» **DOCUMENT EXTRACT**:
___

Since the focus work is to build a distributed system, the requirements revolve around the notion of a system that should be able to run with the automatic data update process, increasing data availability and monitoring the useful information.

Sia is a simple decentralized storage system proposed by Vorick et al. [15]. They need clients as users to upload and download files in the Sia network; there is no automated process involved with getting or putting data. Likewise, there is Storj, a peer-to-peer cloud storage network [16]. Wilkinson, assisted by some contributors, has built Storj by proposing a Proof-of-Storage. However, this system also needs actors to upload and download files manually from the system. Similar to Sia and Storj, Maidsafe comes with other demands for storing data in the decentralized and secure network [17] and needs a manual process to store and retrieve the data. Sia, Storj, and Maidsafe rely on the blockchain network and have a more commercial focus, needing cryptocurrency to use their service.

However, our proposed system did not need cryptocurrency or tokens because there was no commercial orientation in this system. Our focus was only on file exchange without coin/token utilization. Moreover, this system also required an automatic process to store and retrieve the data without human interaction.

The building of scale-out network-attached storage (NAS) and the IPFS to store an object spread through the Fog/Edge infrastructure has been proposed by Confais et al. [18]. This system has implemented a Proof-of-Concept using RozoFS with modifications in the IPFS source code. However, this system has not provided a detailed explanation of how the IPFS works and what protocol the IPFS uses. Another work, by Brisbane, has proposed the decentralization for big data [19]. He leverages the IPFS by changing the Hadoop Distributed File System (HDFS) as the file system. He has not given a detailed explanation of how the IPFS stores and retrieves the data. In the distributed system, the replication file is very important to provide fault tolerance. As a default, the replication factor in the Hadoop Distributed File System provides for three nodes [20]. In our proposed system, we implemented a replication file for the other three nodes and set a node as a leader in the cluster. We also provided a detailed explanation of how the IPFS works as a distributed file system using a P2P network.

___

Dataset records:
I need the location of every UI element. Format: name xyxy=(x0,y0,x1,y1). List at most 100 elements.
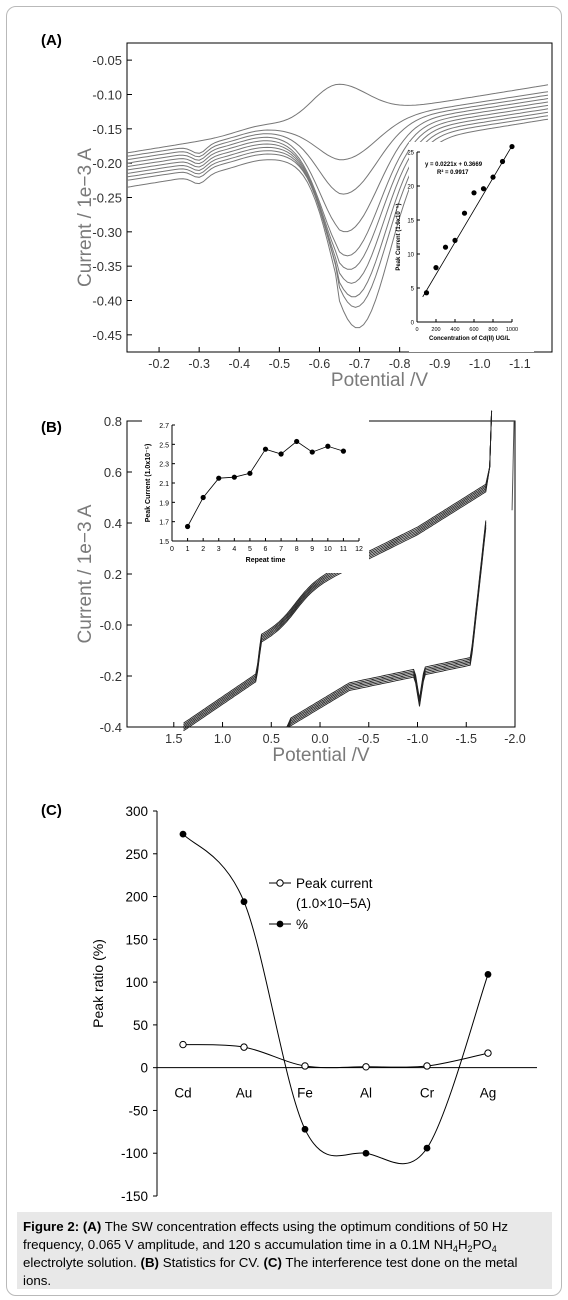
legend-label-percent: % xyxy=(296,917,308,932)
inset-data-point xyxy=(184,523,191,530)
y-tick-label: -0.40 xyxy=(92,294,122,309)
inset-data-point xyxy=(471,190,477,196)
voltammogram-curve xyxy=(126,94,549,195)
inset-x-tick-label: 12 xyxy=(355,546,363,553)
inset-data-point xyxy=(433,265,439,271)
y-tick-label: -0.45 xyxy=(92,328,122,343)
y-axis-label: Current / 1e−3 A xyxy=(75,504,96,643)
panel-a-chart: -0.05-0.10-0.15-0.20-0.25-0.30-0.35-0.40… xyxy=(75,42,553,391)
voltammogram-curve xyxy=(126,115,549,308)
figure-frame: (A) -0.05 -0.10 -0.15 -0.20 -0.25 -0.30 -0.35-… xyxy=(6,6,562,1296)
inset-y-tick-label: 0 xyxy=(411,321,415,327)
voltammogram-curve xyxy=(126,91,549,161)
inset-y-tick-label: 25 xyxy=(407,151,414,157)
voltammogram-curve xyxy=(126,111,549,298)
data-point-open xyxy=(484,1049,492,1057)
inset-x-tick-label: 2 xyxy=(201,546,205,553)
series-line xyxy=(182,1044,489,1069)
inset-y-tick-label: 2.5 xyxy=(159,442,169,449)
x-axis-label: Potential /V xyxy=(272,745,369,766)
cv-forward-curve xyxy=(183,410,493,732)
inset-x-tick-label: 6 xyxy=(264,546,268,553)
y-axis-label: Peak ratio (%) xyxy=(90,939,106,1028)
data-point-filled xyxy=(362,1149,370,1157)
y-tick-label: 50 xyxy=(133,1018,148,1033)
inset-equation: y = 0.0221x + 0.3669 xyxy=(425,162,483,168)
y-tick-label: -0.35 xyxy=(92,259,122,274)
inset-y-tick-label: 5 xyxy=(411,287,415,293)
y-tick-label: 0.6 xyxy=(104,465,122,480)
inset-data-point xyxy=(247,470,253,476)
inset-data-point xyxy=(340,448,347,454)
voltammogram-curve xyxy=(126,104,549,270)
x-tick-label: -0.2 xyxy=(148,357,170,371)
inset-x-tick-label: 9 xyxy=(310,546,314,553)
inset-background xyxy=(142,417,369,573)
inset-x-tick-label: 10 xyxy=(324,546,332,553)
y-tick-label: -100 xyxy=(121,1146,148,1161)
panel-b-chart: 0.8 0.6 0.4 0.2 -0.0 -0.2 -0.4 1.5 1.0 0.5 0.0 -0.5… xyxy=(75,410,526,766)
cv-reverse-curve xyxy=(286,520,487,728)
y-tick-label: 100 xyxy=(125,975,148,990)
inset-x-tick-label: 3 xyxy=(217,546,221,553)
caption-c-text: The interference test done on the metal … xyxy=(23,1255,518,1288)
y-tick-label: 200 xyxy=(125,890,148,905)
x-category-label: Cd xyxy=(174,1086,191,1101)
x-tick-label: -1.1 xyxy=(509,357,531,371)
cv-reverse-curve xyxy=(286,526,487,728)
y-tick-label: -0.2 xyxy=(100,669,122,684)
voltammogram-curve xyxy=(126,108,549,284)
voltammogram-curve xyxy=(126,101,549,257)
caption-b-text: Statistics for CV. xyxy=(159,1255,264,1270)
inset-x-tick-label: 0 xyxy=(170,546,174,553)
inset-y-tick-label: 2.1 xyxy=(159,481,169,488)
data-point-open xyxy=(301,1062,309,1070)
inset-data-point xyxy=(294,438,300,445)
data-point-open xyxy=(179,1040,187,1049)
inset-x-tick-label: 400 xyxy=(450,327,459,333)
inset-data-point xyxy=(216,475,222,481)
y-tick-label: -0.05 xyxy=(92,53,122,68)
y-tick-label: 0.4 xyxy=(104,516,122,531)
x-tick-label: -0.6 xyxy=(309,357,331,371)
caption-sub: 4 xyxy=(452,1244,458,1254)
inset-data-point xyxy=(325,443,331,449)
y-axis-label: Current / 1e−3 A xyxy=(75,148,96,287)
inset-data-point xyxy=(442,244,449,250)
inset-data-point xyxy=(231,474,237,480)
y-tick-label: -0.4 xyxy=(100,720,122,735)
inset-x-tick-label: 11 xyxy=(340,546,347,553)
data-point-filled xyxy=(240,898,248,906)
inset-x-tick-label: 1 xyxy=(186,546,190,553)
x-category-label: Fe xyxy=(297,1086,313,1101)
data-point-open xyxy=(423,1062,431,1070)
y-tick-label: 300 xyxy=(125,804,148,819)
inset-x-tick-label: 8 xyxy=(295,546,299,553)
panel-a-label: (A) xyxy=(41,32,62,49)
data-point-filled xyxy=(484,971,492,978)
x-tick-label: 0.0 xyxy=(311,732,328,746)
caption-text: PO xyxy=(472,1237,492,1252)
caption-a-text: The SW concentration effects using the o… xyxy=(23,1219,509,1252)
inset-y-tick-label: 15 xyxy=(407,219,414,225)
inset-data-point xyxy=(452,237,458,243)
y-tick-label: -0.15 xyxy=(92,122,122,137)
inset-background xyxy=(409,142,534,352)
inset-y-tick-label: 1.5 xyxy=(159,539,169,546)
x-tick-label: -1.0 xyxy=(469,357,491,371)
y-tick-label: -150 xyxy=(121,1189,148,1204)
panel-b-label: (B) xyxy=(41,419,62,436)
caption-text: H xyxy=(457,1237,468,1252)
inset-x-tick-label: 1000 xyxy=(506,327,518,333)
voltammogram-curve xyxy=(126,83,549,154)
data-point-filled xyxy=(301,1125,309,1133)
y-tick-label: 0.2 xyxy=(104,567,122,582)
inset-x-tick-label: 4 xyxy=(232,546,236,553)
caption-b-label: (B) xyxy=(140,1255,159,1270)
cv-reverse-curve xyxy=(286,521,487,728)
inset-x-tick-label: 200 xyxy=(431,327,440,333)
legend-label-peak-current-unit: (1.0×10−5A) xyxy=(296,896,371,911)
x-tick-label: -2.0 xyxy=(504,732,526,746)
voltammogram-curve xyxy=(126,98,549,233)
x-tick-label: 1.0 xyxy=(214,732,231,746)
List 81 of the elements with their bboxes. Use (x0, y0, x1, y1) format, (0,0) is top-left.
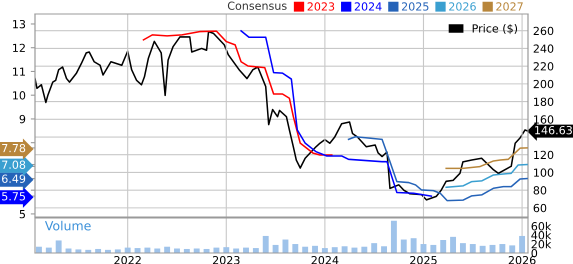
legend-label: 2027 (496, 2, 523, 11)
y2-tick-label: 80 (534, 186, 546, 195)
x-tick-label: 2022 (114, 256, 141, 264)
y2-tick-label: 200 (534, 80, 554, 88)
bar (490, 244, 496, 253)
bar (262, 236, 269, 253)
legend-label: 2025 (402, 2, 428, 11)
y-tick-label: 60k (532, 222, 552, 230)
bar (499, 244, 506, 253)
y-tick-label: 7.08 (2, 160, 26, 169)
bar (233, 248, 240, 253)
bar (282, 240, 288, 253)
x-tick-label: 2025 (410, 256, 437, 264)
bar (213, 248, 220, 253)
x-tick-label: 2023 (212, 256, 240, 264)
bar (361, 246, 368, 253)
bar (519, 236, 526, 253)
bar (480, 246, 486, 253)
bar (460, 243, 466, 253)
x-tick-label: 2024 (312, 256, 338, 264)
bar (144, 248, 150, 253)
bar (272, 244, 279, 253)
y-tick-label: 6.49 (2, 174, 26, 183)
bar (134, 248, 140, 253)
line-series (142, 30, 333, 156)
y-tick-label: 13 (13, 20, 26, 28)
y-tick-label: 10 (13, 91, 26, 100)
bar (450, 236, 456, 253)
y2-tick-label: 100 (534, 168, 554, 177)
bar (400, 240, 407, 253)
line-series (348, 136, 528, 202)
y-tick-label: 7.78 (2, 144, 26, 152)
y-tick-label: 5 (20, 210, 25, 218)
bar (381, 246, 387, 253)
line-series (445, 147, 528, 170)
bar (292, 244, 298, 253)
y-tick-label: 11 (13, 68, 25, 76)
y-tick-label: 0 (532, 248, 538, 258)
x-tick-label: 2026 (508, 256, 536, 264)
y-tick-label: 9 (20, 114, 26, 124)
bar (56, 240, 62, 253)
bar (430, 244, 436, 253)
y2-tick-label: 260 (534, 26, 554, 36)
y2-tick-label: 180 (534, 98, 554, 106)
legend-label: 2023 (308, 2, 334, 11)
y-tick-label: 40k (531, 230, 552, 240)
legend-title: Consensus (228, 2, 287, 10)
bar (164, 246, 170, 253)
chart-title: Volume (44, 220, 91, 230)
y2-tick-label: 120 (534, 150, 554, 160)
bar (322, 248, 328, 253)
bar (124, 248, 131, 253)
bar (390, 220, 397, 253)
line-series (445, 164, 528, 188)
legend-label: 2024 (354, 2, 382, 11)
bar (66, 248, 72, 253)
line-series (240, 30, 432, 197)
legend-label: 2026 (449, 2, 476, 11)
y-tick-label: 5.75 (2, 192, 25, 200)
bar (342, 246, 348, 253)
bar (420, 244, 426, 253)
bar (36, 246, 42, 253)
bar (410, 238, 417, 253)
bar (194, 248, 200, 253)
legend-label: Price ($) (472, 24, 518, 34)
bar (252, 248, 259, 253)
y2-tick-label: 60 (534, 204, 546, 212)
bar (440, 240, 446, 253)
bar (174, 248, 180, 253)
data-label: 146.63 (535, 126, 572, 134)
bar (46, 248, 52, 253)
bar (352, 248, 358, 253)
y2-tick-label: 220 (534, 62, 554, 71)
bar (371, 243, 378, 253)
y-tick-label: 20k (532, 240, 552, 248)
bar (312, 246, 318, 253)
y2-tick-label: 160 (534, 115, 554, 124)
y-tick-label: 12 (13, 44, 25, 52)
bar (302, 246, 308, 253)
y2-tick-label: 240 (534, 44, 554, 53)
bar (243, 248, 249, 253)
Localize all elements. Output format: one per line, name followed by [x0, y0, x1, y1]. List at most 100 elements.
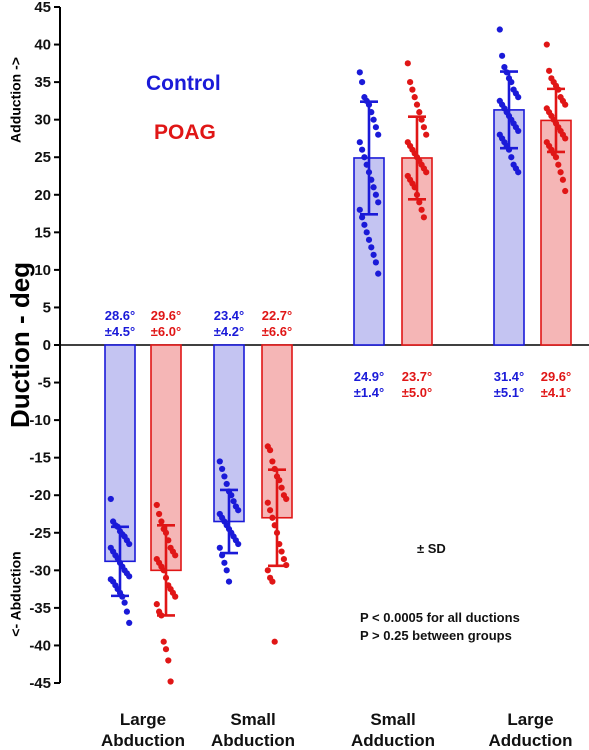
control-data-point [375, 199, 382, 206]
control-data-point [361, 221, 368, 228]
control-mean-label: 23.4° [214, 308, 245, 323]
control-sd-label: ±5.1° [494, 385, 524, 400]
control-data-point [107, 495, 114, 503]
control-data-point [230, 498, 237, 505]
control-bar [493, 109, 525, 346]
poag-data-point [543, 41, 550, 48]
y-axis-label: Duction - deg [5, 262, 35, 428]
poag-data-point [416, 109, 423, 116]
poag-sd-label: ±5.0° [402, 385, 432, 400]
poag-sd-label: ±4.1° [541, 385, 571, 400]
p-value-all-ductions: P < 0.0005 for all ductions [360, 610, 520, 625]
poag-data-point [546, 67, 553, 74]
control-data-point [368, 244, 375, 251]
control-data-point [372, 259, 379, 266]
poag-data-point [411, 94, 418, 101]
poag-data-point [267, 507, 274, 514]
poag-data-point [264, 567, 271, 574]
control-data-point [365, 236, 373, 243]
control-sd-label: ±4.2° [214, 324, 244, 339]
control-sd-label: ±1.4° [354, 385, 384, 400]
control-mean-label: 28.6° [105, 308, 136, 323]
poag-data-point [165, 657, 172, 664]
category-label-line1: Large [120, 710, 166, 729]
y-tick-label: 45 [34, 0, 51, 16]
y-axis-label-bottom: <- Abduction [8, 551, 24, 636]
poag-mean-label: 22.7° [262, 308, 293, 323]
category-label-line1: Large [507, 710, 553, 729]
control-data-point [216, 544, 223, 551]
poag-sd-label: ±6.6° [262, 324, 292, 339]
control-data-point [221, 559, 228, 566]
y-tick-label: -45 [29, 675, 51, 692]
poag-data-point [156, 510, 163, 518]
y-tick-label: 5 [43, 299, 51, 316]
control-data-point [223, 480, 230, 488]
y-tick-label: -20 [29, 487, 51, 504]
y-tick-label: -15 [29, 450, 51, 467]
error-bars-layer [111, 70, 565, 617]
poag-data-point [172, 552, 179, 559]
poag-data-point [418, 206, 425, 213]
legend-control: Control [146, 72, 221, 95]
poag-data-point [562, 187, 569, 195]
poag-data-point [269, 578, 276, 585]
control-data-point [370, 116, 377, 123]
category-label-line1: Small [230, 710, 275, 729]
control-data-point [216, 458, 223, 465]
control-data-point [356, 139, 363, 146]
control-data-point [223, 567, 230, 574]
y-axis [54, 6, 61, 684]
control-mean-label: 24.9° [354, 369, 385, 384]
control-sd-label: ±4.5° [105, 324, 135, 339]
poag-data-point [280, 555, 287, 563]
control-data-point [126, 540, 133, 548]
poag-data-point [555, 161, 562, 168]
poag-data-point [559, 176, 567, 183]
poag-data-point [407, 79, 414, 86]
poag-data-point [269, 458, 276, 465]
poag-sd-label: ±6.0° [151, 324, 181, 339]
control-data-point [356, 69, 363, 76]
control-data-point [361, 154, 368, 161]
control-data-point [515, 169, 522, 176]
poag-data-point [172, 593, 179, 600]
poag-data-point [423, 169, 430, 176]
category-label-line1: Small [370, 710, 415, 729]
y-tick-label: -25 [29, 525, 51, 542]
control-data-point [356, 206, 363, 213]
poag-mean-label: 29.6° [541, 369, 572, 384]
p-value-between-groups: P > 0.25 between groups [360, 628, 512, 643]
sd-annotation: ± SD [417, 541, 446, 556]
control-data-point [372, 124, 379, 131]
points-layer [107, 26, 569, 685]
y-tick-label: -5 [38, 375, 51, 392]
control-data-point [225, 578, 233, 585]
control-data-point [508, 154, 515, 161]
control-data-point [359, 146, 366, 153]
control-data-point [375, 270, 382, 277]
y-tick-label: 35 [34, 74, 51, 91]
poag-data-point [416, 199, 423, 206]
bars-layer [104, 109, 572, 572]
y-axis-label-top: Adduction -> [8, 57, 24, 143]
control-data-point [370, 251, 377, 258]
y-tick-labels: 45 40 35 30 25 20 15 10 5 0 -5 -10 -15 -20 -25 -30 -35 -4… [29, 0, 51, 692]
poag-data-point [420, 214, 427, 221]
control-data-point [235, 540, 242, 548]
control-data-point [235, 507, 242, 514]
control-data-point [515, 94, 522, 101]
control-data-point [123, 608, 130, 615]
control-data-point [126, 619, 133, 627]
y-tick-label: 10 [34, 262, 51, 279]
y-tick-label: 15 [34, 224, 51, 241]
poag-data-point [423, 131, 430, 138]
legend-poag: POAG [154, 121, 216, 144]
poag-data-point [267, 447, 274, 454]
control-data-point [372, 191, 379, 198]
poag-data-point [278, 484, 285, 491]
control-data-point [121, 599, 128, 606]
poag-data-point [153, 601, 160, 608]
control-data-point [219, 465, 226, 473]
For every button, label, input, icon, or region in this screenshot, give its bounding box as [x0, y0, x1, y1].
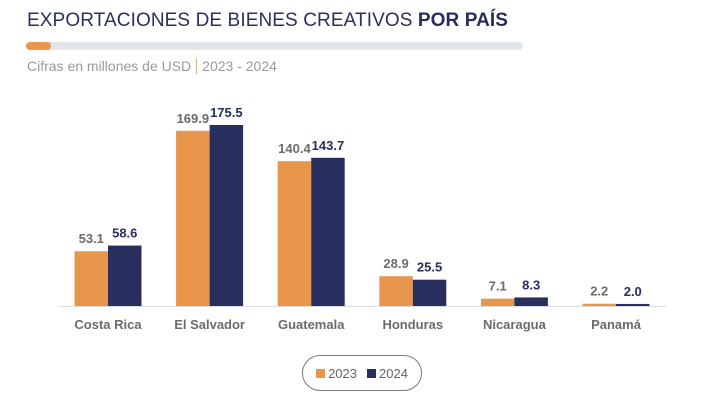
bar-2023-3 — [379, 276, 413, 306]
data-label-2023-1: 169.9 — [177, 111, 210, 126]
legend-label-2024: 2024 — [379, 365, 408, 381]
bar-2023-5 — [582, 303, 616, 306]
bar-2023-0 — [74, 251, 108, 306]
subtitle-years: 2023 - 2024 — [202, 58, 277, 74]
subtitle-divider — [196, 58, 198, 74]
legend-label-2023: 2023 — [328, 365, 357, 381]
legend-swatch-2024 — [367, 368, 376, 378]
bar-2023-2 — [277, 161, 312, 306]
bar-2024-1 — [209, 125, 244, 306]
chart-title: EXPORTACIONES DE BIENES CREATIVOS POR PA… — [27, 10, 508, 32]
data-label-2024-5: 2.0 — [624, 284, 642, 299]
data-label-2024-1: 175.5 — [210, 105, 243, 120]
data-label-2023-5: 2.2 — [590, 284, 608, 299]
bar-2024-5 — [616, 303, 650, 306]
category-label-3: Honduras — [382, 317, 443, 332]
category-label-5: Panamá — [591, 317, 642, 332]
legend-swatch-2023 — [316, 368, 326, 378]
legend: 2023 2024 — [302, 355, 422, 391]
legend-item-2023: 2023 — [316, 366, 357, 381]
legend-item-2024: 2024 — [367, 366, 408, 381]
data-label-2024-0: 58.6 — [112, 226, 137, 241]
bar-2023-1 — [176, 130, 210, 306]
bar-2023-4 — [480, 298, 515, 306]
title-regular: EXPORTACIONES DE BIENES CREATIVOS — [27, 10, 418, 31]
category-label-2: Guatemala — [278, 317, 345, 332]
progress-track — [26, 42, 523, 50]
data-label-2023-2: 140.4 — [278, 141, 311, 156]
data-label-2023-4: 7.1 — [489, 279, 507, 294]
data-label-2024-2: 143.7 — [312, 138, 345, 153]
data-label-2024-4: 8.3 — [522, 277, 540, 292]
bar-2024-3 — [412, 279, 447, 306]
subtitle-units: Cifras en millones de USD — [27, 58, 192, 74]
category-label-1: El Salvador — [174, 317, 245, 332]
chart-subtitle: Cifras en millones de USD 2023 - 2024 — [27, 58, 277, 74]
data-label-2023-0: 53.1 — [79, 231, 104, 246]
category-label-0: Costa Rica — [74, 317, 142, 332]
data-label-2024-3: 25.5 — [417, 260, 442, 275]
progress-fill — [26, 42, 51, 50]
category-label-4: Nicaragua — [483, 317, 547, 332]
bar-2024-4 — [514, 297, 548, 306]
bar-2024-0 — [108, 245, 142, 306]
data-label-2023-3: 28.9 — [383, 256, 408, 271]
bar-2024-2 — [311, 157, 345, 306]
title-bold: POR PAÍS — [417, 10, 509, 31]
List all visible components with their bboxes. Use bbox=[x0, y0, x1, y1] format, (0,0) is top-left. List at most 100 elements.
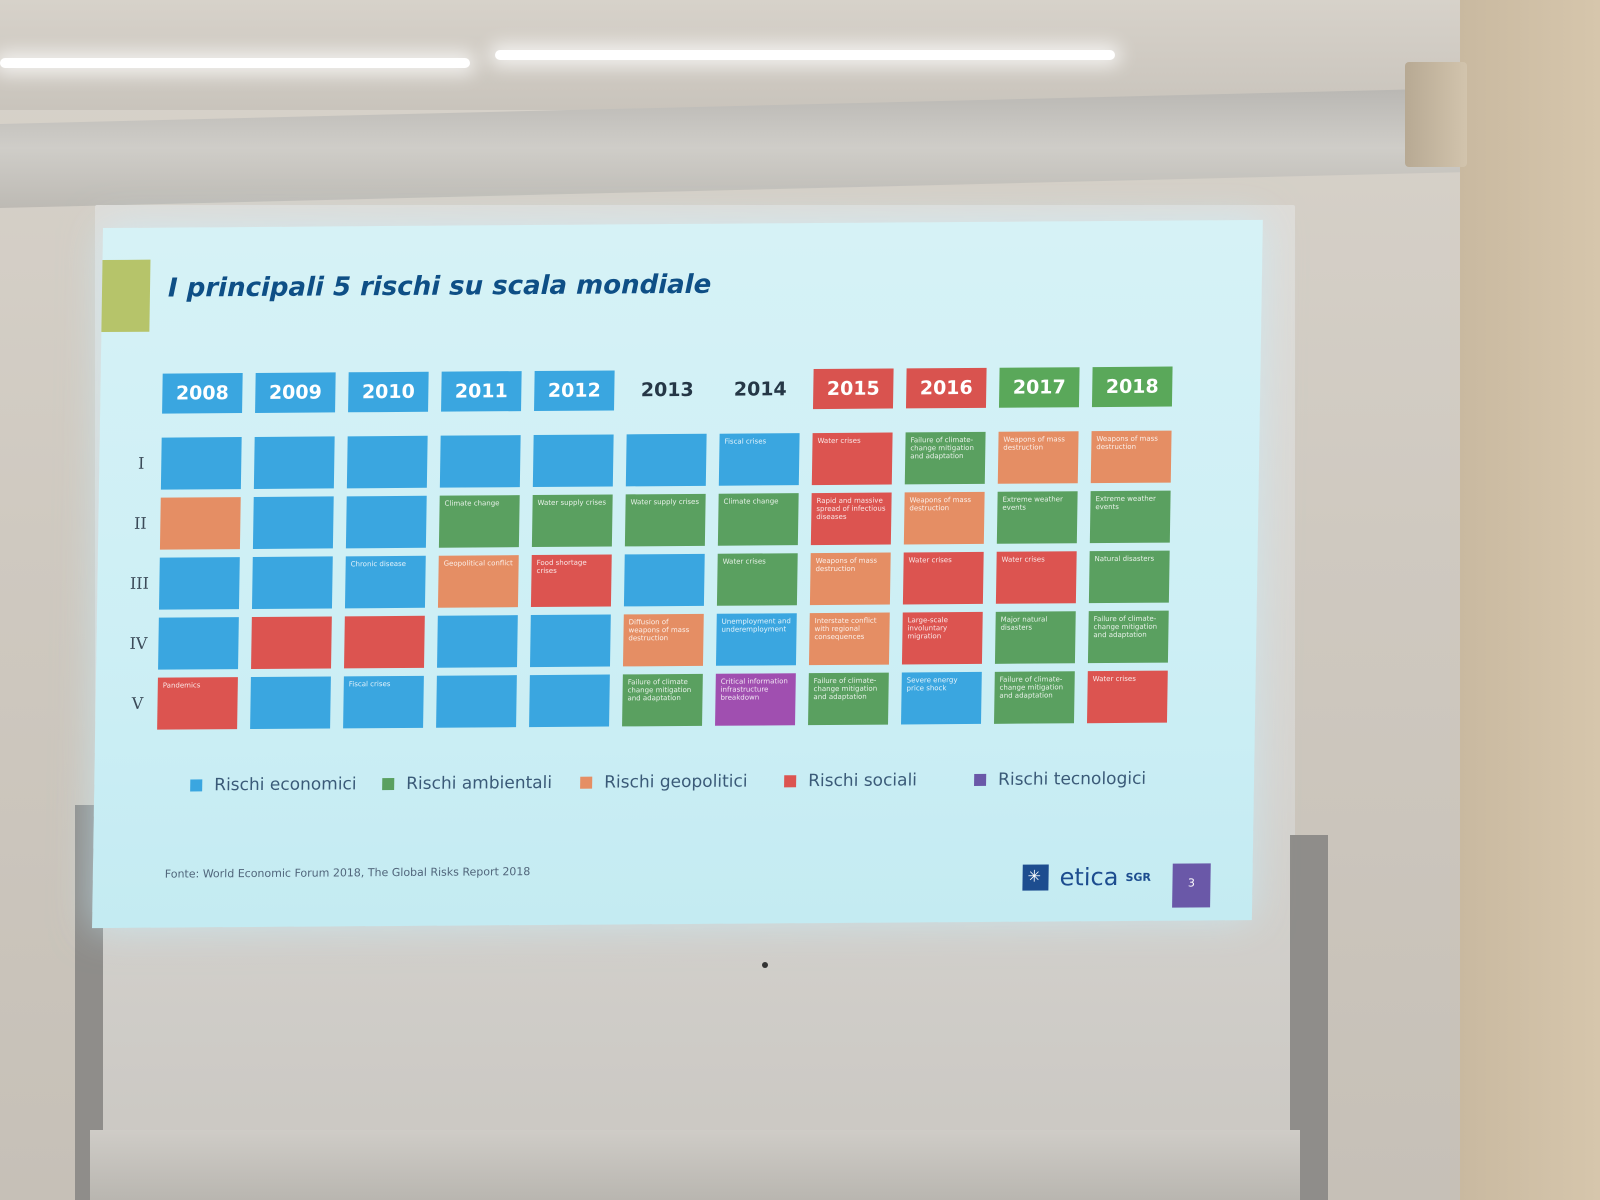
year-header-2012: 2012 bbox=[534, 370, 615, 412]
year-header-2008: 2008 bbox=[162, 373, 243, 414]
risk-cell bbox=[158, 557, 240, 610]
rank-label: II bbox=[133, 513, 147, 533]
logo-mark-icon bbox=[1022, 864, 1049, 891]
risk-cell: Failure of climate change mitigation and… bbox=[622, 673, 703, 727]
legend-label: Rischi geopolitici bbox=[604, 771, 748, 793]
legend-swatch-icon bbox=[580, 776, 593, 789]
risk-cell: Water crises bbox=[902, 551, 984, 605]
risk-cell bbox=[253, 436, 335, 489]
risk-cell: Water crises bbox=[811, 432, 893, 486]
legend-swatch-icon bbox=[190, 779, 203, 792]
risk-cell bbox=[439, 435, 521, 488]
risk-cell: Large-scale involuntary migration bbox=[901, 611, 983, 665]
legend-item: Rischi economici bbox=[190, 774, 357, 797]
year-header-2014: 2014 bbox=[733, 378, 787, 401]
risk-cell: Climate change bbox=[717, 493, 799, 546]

___

» **TO DO**: Copy the stretch of the storage-systems passage from "However, our proposed" through "without human interaction.", swapping "cryptocurrency" for "digital currency". The records play no role here.

» **REPLY**:
However, our proposed system did not need digital currency or tokens because there was no commercial orientation in this system. Our focus was only on file exchange without coin/token utilization. Moreover, this system also required an automatic process to store and retrieve the data without human interaction.